INSTRUCTIONS TO FOLLOW: Find out how many lines of the material contain the string "Service" and give only that figure.

+++++

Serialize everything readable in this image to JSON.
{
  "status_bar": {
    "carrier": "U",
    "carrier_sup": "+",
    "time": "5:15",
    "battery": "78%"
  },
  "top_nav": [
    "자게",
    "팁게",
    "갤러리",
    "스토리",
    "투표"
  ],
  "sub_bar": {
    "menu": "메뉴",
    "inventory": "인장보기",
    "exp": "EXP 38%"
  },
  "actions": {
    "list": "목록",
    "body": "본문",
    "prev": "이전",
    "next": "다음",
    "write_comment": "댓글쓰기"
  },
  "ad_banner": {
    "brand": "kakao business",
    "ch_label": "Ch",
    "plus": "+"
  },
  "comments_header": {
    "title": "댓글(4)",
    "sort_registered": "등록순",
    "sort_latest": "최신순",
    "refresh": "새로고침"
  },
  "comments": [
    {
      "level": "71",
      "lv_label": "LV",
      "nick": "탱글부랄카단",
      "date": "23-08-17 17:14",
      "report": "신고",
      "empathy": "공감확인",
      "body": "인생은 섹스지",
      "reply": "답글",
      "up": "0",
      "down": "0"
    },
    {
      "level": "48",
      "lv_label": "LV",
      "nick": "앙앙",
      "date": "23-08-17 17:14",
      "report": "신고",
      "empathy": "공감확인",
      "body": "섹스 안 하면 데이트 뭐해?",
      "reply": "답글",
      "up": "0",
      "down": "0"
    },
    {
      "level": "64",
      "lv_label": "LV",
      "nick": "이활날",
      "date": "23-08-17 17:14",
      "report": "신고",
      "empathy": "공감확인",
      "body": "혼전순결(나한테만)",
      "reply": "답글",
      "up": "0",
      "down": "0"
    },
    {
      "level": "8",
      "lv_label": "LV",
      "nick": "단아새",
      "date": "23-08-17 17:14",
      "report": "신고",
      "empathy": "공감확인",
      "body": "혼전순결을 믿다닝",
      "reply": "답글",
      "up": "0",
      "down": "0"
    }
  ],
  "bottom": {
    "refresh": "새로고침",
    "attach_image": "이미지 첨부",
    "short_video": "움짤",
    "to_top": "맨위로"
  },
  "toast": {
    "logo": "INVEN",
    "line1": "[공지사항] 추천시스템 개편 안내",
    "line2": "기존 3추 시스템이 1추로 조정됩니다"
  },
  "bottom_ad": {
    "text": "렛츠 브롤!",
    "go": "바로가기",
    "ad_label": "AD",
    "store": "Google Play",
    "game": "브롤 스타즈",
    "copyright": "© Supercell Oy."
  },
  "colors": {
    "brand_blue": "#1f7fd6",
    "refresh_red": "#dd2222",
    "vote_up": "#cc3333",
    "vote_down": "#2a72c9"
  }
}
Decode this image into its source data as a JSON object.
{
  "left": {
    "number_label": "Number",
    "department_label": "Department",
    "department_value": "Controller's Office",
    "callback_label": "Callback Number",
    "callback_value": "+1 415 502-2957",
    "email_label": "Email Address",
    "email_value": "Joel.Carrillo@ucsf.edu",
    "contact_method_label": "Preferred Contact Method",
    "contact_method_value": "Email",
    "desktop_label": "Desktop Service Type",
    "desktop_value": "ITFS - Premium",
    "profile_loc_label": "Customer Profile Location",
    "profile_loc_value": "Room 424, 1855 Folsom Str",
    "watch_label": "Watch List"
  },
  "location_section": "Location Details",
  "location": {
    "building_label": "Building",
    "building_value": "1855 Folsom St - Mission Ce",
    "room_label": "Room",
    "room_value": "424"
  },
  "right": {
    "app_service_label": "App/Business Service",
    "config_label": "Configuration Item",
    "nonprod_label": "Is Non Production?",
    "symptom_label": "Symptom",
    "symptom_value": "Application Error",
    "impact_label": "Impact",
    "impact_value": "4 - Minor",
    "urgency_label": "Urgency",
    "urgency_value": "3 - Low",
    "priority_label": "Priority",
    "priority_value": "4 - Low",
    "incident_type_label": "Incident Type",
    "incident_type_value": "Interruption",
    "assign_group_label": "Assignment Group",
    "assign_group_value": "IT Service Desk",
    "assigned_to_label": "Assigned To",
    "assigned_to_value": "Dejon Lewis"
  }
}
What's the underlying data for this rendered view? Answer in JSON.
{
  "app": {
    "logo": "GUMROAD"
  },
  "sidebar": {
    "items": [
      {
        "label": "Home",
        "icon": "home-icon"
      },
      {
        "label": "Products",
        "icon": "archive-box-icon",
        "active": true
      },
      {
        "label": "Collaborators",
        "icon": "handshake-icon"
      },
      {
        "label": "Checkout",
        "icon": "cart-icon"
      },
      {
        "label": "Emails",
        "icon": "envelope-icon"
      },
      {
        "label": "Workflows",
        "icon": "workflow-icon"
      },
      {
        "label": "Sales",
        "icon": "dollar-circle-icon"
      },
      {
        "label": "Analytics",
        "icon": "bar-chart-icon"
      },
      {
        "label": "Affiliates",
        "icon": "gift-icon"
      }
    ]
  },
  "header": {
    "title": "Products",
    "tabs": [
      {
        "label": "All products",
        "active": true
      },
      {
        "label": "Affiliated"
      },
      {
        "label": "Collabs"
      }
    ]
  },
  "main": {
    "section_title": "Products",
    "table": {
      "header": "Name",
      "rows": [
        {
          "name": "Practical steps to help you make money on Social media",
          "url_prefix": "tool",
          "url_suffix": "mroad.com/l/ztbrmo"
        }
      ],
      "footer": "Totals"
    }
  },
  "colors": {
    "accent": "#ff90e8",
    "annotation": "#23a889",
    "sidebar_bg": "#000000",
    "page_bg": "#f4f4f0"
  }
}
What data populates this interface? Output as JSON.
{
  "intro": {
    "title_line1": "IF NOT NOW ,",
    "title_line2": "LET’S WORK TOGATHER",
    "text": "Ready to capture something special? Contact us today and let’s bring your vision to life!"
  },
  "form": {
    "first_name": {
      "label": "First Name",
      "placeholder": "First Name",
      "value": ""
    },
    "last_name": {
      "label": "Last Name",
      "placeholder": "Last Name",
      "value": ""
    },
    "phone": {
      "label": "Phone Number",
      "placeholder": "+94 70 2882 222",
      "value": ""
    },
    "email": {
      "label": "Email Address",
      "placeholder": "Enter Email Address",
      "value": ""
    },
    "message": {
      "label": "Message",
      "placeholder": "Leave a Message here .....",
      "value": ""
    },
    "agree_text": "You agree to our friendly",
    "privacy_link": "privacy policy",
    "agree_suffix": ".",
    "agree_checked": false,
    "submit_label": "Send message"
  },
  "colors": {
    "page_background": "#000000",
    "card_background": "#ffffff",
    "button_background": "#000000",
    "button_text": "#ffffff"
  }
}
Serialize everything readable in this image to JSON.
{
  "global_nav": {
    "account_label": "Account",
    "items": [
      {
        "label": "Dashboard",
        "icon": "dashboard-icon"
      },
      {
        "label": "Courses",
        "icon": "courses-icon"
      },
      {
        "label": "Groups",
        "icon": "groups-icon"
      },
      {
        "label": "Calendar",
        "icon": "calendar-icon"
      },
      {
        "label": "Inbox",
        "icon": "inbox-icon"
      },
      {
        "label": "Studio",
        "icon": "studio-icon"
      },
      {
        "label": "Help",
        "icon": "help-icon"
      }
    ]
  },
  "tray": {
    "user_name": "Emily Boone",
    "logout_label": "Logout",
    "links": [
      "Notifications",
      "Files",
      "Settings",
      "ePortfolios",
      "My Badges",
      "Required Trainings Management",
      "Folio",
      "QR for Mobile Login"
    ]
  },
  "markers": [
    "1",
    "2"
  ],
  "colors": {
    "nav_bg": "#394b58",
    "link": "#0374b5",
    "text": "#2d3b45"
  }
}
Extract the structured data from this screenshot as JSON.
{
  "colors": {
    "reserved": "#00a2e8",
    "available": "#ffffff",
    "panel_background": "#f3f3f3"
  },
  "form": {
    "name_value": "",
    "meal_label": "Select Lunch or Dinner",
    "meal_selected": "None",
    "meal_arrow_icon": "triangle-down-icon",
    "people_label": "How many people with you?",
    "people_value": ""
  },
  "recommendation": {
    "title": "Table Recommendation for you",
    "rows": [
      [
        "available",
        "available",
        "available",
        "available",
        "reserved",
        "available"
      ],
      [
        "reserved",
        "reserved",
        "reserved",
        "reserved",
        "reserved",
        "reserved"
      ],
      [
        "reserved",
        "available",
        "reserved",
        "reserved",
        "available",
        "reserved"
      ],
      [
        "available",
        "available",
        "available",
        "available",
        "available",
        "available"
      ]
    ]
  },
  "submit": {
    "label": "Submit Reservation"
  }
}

+++++

SOLUTION FOR THIS TASK: 3